Material provided:
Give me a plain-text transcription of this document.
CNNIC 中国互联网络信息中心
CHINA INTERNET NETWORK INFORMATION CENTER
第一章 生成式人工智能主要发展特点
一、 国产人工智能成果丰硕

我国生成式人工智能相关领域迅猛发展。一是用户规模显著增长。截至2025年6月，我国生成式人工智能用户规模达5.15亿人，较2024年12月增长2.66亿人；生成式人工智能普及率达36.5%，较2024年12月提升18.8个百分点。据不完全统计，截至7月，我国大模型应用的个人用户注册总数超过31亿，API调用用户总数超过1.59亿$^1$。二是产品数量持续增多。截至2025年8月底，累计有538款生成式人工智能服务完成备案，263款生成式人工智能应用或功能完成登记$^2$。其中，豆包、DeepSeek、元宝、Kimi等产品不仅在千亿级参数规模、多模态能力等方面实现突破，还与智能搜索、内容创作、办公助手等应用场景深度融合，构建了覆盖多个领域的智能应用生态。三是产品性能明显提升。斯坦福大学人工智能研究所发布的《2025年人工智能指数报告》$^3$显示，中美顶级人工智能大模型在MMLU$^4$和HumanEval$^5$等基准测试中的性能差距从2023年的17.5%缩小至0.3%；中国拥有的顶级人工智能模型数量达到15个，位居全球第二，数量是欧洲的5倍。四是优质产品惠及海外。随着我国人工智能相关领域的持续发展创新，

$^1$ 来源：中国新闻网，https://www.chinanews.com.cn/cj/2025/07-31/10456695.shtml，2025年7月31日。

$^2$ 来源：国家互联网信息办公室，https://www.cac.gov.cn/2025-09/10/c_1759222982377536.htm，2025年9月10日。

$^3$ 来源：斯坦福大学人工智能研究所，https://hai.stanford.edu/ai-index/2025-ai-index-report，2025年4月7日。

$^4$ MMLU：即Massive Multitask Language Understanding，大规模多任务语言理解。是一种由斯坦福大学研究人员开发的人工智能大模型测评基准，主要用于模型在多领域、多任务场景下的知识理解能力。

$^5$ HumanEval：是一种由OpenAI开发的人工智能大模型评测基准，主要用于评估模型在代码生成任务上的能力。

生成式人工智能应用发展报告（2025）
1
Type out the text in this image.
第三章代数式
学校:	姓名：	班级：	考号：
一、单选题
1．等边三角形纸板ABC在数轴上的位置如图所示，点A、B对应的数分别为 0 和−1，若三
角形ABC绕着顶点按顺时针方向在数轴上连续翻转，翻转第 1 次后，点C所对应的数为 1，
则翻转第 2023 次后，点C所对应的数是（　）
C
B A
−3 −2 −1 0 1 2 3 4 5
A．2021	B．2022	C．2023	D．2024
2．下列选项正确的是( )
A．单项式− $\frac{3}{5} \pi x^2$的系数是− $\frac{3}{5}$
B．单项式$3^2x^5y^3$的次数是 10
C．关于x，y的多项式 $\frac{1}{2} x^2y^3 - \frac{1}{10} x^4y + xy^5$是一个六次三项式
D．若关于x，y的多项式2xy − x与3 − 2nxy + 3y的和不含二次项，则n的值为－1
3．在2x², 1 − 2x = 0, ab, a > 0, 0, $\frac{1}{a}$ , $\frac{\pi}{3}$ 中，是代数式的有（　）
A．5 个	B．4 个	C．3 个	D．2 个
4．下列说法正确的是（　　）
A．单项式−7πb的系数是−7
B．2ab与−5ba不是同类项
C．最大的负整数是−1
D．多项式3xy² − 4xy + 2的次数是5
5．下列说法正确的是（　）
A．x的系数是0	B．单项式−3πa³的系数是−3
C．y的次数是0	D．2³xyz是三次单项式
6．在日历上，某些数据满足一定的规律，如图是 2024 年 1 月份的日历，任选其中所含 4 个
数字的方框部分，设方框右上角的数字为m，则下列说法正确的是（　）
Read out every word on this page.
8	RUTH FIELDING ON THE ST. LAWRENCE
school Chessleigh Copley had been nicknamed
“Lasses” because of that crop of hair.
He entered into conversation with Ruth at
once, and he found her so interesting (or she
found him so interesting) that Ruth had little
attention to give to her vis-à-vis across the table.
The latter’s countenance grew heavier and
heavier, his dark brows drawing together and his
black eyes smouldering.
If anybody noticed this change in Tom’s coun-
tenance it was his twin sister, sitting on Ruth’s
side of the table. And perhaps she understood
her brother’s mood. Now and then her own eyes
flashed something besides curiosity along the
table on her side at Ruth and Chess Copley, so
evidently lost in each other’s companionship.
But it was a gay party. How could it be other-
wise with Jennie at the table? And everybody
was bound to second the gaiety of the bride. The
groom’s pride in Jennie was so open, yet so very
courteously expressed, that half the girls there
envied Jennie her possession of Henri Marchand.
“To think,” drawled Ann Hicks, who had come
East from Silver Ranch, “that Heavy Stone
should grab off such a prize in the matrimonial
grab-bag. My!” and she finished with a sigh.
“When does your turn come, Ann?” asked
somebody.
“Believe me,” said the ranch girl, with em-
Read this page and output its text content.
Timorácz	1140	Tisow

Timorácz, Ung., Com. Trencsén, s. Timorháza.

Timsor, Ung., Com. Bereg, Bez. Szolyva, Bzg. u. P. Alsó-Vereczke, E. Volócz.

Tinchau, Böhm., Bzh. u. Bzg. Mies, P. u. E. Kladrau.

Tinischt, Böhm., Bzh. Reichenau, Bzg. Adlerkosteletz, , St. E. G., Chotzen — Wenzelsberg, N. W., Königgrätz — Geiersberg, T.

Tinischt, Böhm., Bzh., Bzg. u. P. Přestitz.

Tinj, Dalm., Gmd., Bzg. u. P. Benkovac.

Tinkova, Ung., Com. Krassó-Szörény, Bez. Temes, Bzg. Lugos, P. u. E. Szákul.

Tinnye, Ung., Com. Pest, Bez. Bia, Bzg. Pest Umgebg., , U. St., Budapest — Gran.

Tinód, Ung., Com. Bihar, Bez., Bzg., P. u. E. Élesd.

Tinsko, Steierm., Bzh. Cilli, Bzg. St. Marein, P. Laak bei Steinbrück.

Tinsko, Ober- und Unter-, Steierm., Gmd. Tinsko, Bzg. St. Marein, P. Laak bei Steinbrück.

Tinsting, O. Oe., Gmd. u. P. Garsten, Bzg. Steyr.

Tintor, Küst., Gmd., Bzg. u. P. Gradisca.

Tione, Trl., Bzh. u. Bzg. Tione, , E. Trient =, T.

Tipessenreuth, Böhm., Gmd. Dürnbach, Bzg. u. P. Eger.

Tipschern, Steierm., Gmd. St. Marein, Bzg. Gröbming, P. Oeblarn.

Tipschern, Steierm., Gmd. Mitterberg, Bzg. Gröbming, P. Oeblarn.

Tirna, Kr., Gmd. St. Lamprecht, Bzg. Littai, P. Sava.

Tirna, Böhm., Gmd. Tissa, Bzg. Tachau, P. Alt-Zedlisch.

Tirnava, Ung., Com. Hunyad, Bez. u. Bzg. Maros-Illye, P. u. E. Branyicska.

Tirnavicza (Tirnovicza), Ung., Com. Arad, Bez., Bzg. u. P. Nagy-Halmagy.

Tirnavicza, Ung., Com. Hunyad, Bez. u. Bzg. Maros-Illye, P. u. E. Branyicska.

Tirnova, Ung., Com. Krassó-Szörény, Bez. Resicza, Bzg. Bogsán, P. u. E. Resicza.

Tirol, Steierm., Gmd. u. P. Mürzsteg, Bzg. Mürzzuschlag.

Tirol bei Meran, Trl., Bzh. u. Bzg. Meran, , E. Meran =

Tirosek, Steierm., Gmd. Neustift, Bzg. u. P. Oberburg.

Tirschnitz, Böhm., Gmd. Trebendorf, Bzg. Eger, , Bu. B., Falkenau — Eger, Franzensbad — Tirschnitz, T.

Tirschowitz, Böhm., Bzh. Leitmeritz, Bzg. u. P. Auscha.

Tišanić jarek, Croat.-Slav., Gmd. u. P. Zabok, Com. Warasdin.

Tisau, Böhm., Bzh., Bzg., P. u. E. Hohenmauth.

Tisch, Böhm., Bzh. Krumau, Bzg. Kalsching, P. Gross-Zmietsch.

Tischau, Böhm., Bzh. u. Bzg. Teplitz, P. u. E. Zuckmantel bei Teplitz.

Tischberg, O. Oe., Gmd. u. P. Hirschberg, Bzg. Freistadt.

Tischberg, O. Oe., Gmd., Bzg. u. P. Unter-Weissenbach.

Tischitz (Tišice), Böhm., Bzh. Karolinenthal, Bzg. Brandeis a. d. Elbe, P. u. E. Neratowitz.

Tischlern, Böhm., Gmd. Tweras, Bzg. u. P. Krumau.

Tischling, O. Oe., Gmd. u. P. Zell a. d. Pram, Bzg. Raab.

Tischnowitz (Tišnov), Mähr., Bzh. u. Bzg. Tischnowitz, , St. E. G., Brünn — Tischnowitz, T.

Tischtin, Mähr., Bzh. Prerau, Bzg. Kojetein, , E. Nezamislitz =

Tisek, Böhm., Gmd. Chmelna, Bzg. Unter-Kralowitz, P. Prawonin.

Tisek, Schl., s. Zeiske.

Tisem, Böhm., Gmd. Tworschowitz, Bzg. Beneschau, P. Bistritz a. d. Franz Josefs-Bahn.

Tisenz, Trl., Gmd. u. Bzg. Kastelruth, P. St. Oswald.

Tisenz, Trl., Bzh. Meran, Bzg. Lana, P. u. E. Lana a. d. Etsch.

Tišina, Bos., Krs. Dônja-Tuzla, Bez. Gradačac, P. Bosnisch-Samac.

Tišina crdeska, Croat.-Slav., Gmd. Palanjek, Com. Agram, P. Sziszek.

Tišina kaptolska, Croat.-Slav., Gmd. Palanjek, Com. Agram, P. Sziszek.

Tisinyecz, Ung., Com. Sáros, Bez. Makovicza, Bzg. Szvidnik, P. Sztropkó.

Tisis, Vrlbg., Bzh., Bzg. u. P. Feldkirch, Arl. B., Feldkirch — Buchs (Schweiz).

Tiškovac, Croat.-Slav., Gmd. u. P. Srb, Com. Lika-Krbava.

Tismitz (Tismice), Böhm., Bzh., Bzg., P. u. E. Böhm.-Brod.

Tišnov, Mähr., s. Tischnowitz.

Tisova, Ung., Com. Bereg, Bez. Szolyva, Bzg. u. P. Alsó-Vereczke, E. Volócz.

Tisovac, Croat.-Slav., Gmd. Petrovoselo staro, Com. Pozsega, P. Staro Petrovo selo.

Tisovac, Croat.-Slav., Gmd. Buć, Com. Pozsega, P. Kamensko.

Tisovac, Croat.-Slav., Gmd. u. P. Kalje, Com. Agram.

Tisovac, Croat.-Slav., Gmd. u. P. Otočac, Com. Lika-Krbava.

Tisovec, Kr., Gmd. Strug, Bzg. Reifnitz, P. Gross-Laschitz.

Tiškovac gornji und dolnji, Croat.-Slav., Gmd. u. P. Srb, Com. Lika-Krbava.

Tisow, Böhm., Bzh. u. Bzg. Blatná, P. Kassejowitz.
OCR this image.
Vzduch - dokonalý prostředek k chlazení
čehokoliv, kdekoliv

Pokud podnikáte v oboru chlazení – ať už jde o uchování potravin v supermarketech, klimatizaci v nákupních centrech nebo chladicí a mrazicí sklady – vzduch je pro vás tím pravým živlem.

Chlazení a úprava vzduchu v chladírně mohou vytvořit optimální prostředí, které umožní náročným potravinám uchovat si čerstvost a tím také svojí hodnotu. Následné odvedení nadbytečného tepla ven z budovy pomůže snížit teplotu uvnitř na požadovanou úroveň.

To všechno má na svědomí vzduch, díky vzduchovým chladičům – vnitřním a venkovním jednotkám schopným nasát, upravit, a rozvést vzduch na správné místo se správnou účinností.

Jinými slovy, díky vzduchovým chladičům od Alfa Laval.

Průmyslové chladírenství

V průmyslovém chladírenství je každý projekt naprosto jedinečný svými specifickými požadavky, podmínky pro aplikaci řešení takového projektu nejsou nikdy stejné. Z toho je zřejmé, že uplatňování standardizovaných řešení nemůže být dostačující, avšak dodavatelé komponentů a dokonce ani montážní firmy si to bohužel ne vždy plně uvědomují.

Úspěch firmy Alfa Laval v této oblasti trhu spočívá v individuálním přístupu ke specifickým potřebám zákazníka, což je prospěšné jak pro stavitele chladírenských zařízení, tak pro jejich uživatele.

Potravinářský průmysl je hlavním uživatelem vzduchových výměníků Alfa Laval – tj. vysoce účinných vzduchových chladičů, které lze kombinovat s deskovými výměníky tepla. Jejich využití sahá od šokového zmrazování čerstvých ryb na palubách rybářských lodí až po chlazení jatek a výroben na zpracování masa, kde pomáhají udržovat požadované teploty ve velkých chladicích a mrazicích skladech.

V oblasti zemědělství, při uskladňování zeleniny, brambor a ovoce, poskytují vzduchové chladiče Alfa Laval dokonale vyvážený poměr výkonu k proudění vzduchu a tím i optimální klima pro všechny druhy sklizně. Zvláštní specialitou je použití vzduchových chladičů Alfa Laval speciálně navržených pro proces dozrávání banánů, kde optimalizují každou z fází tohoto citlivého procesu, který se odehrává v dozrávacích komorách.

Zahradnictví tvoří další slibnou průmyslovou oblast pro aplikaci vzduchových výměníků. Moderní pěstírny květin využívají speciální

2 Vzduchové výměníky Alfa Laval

The request: Show all lines in the entries above where the word "Gross" appears.

In response:
Tisch, Böhm., Bzh. Krumau, Bzg. Kalsching, P. Gross-Zmietsch.
Tisovec, Kr., Gmd. Strug, Bzg. Reifnitz, P. Gross-Laschitz.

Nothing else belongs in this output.